[Required work]:
Each entry must be given again exactly; images do not belong in the copy.

#### Recorded information

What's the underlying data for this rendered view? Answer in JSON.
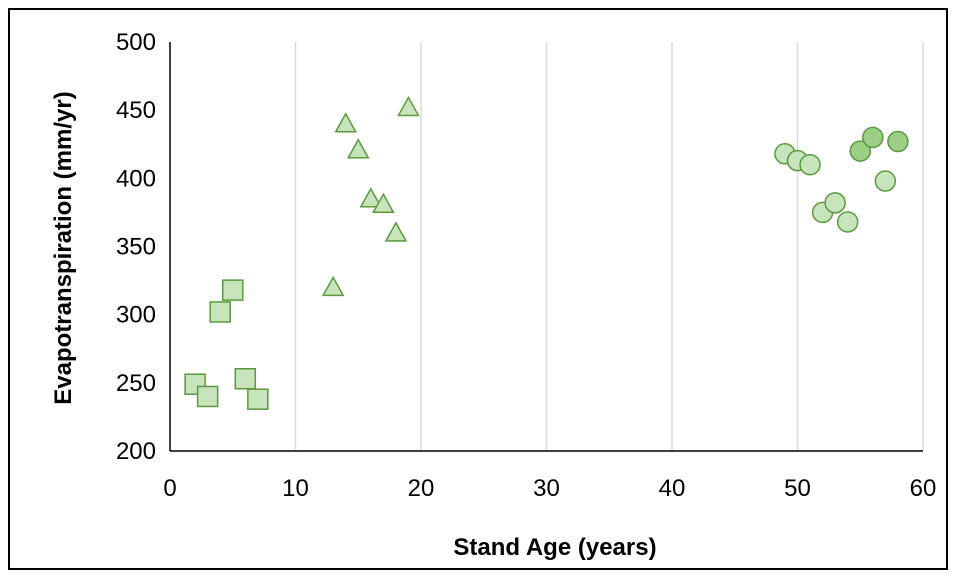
{
  "chart_data": {
    "type": "scatter",
    "xlabel": "Stand Age (years)",
    "ylabel": "Evapotranspiration (mm/yr)",
    "xlim": [
      0,
      60
    ],
    "ylim": [
      200,
      500
    ],
    "x_ticks": [
      "0",
      "10",
      "20",
      "30",
      "40",
      "50",
      "60"
    ],
    "y_ticks": [
      "200",
      "250",
      "300",
      "350",
      "400",
      "450",
      "500"
    ],
    "grid": "vertical",
    "legend": "none",
    "series": [
      {
        "marker": "square",
        "color": "#c8e4bc",
        "edge_color": "#5a9a3c",
        "points": [
          {
            "x": 2,
            "y": 249
          },
          {
            "x": 3,
            "y": 240
          },
          {
            "x": 4,
            "y": 302
          },
          {
            "x": 5,
            "y": 318
          },
          {
            "x": 6,
            "y": 253
          },
          {
            "x": 7,
            "y": 238
          }
        ]
      },
      {
        "marker": "triangle",
        "color": "#c8e4bc",
        "edge_color": "#5a9a3c",
        "points": [
          {
            "x": 13,
            "y": 320
          },
          {
            "x": 14,
            "y": 440
          },
          {
            "x": 15,
            "y": 421
          },
          {
            "x": 16,
            "y": 385
          },
          {
            "x": 17,
            "y": 381
          },
          {
            "x": 18,
            "y": 360
          },
          {
            "x": 19,
            "y": 452
          }
        ]
      },
      {
        "marker": "circle",
        "color_light": "#c8e4bc",
        "color_dark": "#9ccf85",
        "edge_color": "#5a9a3c",
        "points": [
          {
            "x": 49,
            "y": 418,
            "shade": "light"
          },
          {
            "x": 50,
            "y": 413,
            "shade": "light"
          },
          {
            "x": 51,
            "y": 410,
            "shade": "light"
          },
          {
            "x": 52,
            "y": 375,
            "shade": "light"
          },
          {
            "x": 53,
            "y": 382,
            "shade": "light"
          },
          {
            "x": 54,
            "y": 368,
            "shade": "light"
          },
          {
            "x": 55,
            "y": 420,
            "shade": "dark"
          },
          {
            "x": 56,
            "y": 430,
            "shade": "dark"
          },
          {
            "x": 57,
            "y": 398,
            "shade": "light"
          },
          {
            "x": 58,
            "y": 427,
            "shade": "dark"
          }
        ]
      }
    ]
  }
}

########

[In response]:
What's the underlying data for this rendered view? Answer in JSON.
{
  "chart_data": {
    "type": "scatter",
    "xlabel": "Stand Age (years)",
    "ylabel": "Evapotranspiration (mm/yr)",
    "xlim": [
      0,
      60
    ],
    "ylim": [
      200,
      500
    ],
    "x_ticks": [
      "0",
      "10",
      "20",
      "30",
      "40",
      "50",
      "60"
    ],
    "y_ticks": [
      "200",
      "250",
      "300",
      "350",
      "400",
      "450",
      "500"
    ],
    "grid": "vertical",
    "legend": "none",
    "series": [
      {
        "marker": "square",
        "color": "#c8e4bc",
        "edge_color": "#5a9a3c",
        "points": [
          {
            "x": 2,
            "y": 249
          },
          {
            "x": 3,
            "y": 240
          },
          {
            "x": 4,
            "y": 302
          },
          {
            "x": 5,
            "y": 318
          },
          {
            "x": 6,
            "y": 253
          },
          {
            "x": 7,
            "y": 238
          }
        ]
      },
      {
        "marker": "triangle",
        "color": "#c8e4bc",
        "edge_color": "#5a9a3c",
        "points": [
          {
            "x": 13,
            "y": 320
          },
          {
            "x": 14,
            "y": 440
          },
          {
            "x": 15,
            "y": 421
          },
          {
            "x": 16,
            "y": 385
          },
          {
            "x": 17,
            "y": 381
          },
          {
            "x": 18,
            "y": 360
          },
          {
            "x": 19,
            "y": 452
          }
        ]
      },
      {
        "marker": "circle",
        "color_light": "#c8e4bc",
        "color_dark": "#9ccf85",
        "edge_color": "#5a9a3c",
        "points": [
          {
            "x": 49,
            "y": 418,
            "shade": "light"
          },
          {
            "x": 50,
            "y": 413,
            "shade": "light"
          },
          {
            "x": 51,
            "y": 410,
            "shade": "light"
          },
          {
            "x": 52,
            "y": 375,
            "shade": "light"
          },
          {
            "x": 53,
            "y": 382,
            "shade": "light"
          },
          {
            "x": 54,
            "y": 368,
            "shade": "light"
          },
          {
            "x": 55,
            "y": 420,
            "shade": "dark"
          },
          {
            "x": 56,
            "y": 430,
            "shade": "dark"
          },
          {
            "x": 57,
            "y": 398,
            "shade": "light"
          },
          {
            "x": 58,
            "y": 427,
            "shade": "dark"
          }
        ]
      }
    ]
  }
}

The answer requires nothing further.